**Stated goal:**
Copy all lines holding the word "shown" from the entries.

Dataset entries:
━━━━━━━━━━

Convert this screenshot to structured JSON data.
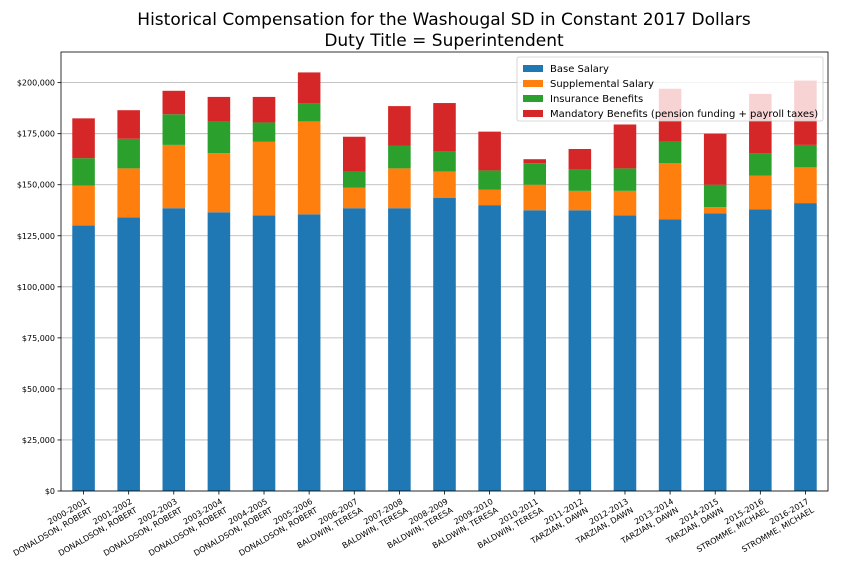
{
  "chart_data": {
    "type": "bar",
    "stacked": true,
    "title": "Historical Compensation for the Washougal SD in Constant 2017 Dollars",
    "subtitle": "Duty Title = Superintendent",
    "xlabel": "",
    "ylabel": "",
    "ylim": [
      0,
      215000
    ],
    "y_ticks": [
      0,
      25000,
      50000,
      75000,
      100000,
      125000,
      150000,
      175000,
      200000
    ],
    "y_tick_labels": [
      "$0",
      "$25,000",
      "$50,000",
      "$75,000",
      "$100,000",
      "$125,000",
      "$150,000",
      "$175,000",
      "$200,000"
    ],
    "grid": true,
    "legend_position": "top-right",
    "categories": [
      [
        "2000-2001",
        "DONALDSON, ROBERT"
      ],
      [
        "2001-2002",
        "DONALDSON, ROBERT"
      ],
      [
        "2002-2003",
        "DONALDSON, ROBERT"
      ],
      [
        "2003-2004",
        "DONALDSON, ROBERT"
      ],
      [
        "2004-2005",
        "DONALDSON, ROBERT"
      ],
      [
        "2005-2006",
        "DONALDSON, ROBERT"
      ],
      [
        "2006-2007",
        "BALDWIN, TERESA"
      ],
      [
        "2007-2008",
        "BALDWIN, TERESA"
      ],
      [
        "2008-2009",
        "BALDWIN, TERESA"
      ],
      [
        "2009-2010",
        "BALDWIN, TERESA"
      ],
      [
        "2010-2011",
        "BALDWIN, TERESA"
      ],
      [
        "2011-2012",
        "TARZIAN, DAWN"
      ],
      [
        "2012-2013",
        "TARZIAN, DAWN"
      ],
      [
        "2013-2014",
        "TARZIAN, DAWN"
      ],
      [
        "2014-2015",
        "TARZIAN, DAWN"
      ],
      [
        "2015-2016",
        "STROMME, MICHAEL"
      ],
      [
        "2016-2017",
        "STROMME, MICHAEL"
      ]
    ],
    "series": [
      {
        "name": "Base Salary",
        "color": "#1f77b4",
        "values": [
          130000,
          134000,
          138500,
          136500,
          135000,
          135500,
          138500,
          138500,
          143500,
          140000,
          137500,
          137500,
          135000,
          133000,
          136000,
          138000,
          141000
        ]
      },
      {
        "name": "Supplemental Salary",
        "color": "#ff7f0e",
        "values": [
          19500,
          24000,
          31000,
          29000,
          36000,
          45500,
          10000,
          19500,
          13000,
          7500,
          12500,
          9500,
          12000,
          27500,
          3000,
          16500,
          17500
        ]
      },
      {
        "name": "Insurance Benefits",
        "color": "#2ca02c",
        "values": [
          13500,
          14500,
          15000,
          15500,
          9500,
          9000,
          8000,
          11000,
          10000,
          9500,
          10500,
          10500,
          11000,
          10500,
          11000,
          11000,
          11000
        ]
      },
      {
        "name": "Mandatory Benefits (pension funding + payroll taxes)",
        "color": "#d62728",
        "values": [
          19500,
          14000,
          11500,
          12000,
          12500,
          15000,
          17000,
          19500,
          23500,
          19000,
          2000,
          10000,
          21500,
          26000,
          25000,
          29000,
          31500
        ]
      }
    ]
  }
}
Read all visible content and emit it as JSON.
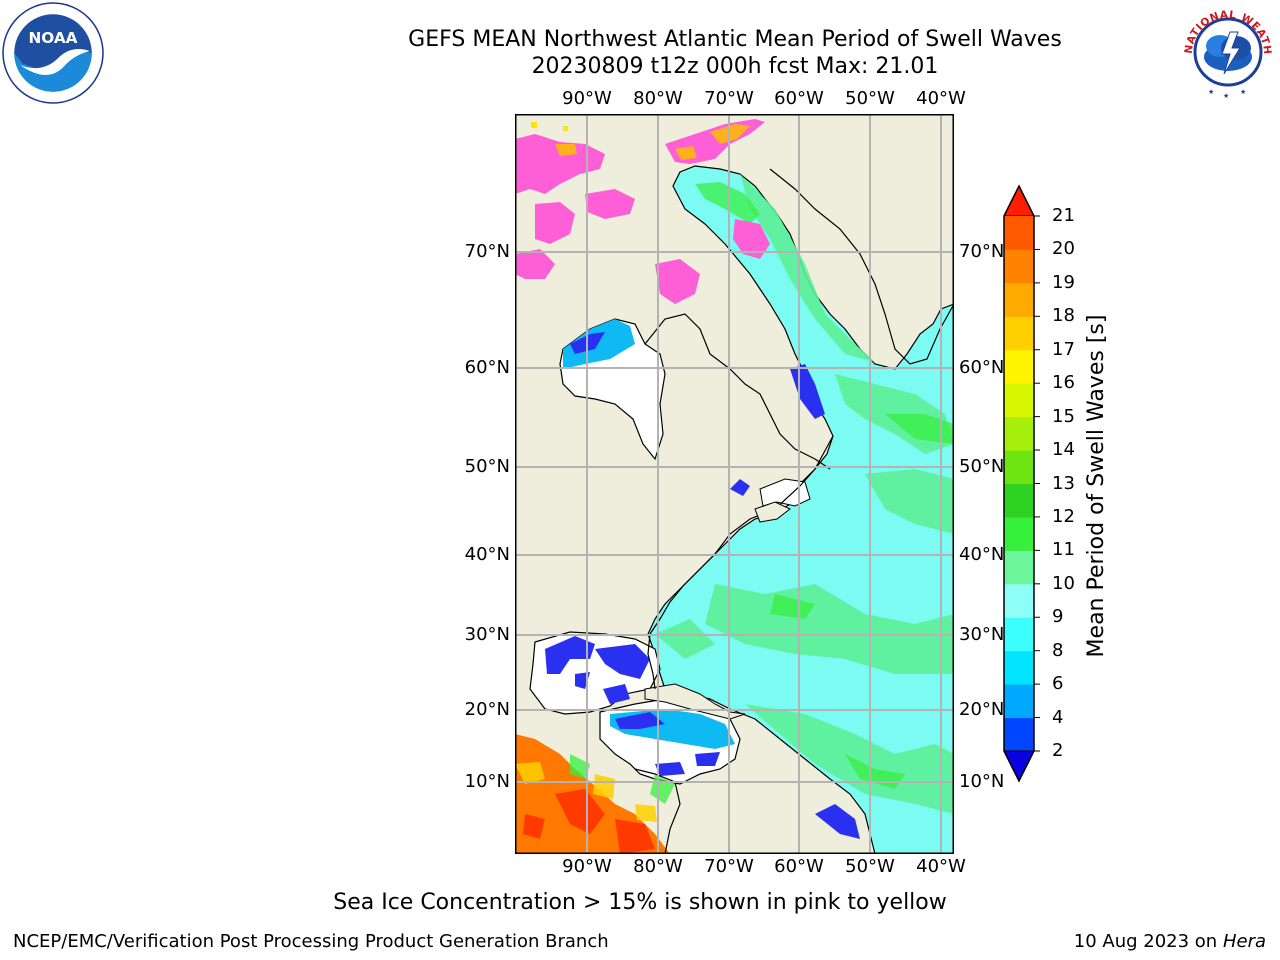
{
  "title_line1": "GEFS MEAN Northwest Atlantic Mean Period of Swell Waves",
  "title_line2": "20230809 t12z 000h fcst   Max: 21.01",
  "logos": {
    "left": "noaa-logo",
    "left_text": "NOAA",
    "right": "nws-logo",
    "right_text": "NATIONAL WEATHER SERVICE"
  },
  "lon_labels": [
    "90°W",
    "80°W",
    "70°W",
    "60°W",
    "50°W",
    "40°W"
  ],
  "lat_labels": [
    "70°N",
    "60°N",
    "50°N",
    "40°N",
    "30°N",
    "20°N",
    "10°N"
  ],
  "colorbar": {
    "label": "Mean Period of Swell Waves [s]",
    "ticks": [
      "2",
      "4",
      "6",
      "8",
      "9",
      "10",
      "11",
      "12",
      "13",
      "14",
      "15",
      "16",
      "17",
      "18",
      "19",
      "20",
      "21"
    ],
    "colors": [
      "#0046ff",
      "#00a8ff",
      "#00e4ff",
      "#3dffff",
      "#8dfff6",
      "#6cf59a",
      "#36f03c",
      "#2ed321",
      "#6ee413",
      "#a5ef0a",
      "#d8f700",
      "#fff400",
      "#ffcf00",
      "#ffaa00",
      "#ff8200",
      "#ff5a00"
    ],
    "under_color": "#0a00e0",
    "over_color": "#ff1f00"
  },
  "note": "Sea Ice Concentration > 15% is shown in pink to yellow",
  "footer_left": "NCEP/EMC/Verification Post Processing Product Generation Branch",
  "footer_date": "10 Aug 2023 on",
  "footer_host": "Hera",
  "map_colors": {
    "land": "#efeedc",
    "ocean_main": "#7cfbf2",
    "ice_pink": "#ff5fd6",
    "lake_white": "#ffffff"
  }
}
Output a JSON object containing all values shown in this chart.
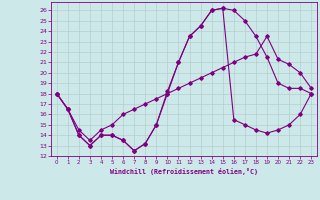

━━━━━━━━━━

**The solution:**
  "note": "Sea Ice Concentration > 15% is shown in pink to yellow",
Output a JSON object containing all values shown in this chart.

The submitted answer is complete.